** Begin DATA SECTION **

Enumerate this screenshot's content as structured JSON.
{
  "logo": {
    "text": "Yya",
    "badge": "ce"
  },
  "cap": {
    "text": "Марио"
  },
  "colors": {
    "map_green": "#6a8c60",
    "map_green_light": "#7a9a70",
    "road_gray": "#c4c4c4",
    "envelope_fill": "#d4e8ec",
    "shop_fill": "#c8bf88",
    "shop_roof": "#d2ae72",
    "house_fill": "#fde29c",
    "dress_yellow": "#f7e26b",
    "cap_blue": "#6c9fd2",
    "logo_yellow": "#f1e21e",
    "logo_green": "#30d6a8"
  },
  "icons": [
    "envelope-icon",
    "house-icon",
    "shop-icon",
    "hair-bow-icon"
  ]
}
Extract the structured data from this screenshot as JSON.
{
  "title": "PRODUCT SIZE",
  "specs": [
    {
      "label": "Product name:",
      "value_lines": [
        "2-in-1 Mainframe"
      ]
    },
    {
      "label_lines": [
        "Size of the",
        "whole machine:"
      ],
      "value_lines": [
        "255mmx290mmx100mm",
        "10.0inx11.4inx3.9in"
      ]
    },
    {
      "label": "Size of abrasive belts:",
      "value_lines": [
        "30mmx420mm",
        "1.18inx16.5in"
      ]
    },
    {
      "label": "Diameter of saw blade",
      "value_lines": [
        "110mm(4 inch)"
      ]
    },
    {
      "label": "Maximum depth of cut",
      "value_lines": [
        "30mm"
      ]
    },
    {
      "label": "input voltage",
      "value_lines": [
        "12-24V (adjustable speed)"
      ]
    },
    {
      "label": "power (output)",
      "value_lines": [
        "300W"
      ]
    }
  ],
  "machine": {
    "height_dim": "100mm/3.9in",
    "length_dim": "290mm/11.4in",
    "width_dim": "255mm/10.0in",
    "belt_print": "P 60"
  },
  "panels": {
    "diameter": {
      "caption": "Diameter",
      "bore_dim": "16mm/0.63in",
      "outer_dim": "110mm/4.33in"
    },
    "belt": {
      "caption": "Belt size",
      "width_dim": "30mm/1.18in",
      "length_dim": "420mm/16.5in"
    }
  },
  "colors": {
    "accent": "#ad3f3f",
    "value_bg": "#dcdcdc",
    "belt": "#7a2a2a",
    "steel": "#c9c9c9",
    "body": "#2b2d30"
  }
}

** End DATA SECTION **

**TASK STATEMENT:** Write out every line of the records exactly.

**RESULT FOR THIS TASK:**
Enumerate this screenshot's content as structured JSON.
{
  "logo": {
    "text": "Yya",
    "badge": "ce"
  },
  "cap": {
    "text": "Марио"
  },
  "colors": {
    "map_green": "#6a8c60",
    "map_green_light": "#7a9a70",
    "road_gray": "#c4c4c4",
    "envelope_fill": "#d4e8ec",
    "shop_fill": "#c8bf88",
    "shop_roof": "#d2ae72",
    "house_fill": "#fde29c",
    "dress_yellow": "#f7e26b",
    "cap_blue": "#6c9fd2",
    "logo_yellow": "#f1e21e",
    "logo_green": "#30d6a8"
  },
  "icons": [
    "envelope-icon",
    "house-icon",
    "shop-icon",
    "hair-bow-icon"
  ]
}
Extract the structured data from this screenshot as JSON.
{
  "title": "PRODUCT SIZE",
  "specs": [
    {
      "label": "Product name:",
      "value_lines": [
        "2-in-1 Mainframe"
      ]
    },
    {
      "label_lines": [
        "Size of the",
        "whole machine:"
      ],
      "value_lines": [
        "255mmx290mmx100mm",
        "10.0inx11.4inx3.9in"
      ]
    },
    {
      "label": "Size of abrasive belts:",
      "value_lines": [
        "30mmx420mm",
        "1.18inx16.5in"
      ]
    },
    {
      "label": "Diameter of saw blade",
      "value_lines": [
        "110mm(4 inch)"
      ]
    },
    {
      "label": "Maximum depth of cut",
      "value_lines": [
        "30mm"
      ]
    },
    {
      "label": "input voltage",
      "value_lines": [
        "12-24V (adjustable speed)"
      ]
    },
    {
      "label": "power (output)",
      "value_lines": [
        "300W"
      ]
    }
  ],
  "machine": {
    "height_dim": "100mm/3.9in",
    "length_dim": "290mm/11.4in",
    "width_dim": "255mm/10.0in",
    "belt_print": "P 60"
  },
  "panels": {
    "diameter": {
      "caption": "Diameter",
      "bore_dim": "16mm/0.63in",
      "outer_dim": "110mm/4.33in"
    },
    "belt": {
      "caption": "Belt size",
      "width_dim": "30mm/1.18in",
      "length_dim": "420mm/16.5in"
    }
  },
  "colors": {
    "accent": "#ad3f3f",
    "value_bg": "#dcdcdc",
    "belt": "#7a2a2a",
    "steel": "#c9c9c9",
    "body": "#2b2d30"
  }
}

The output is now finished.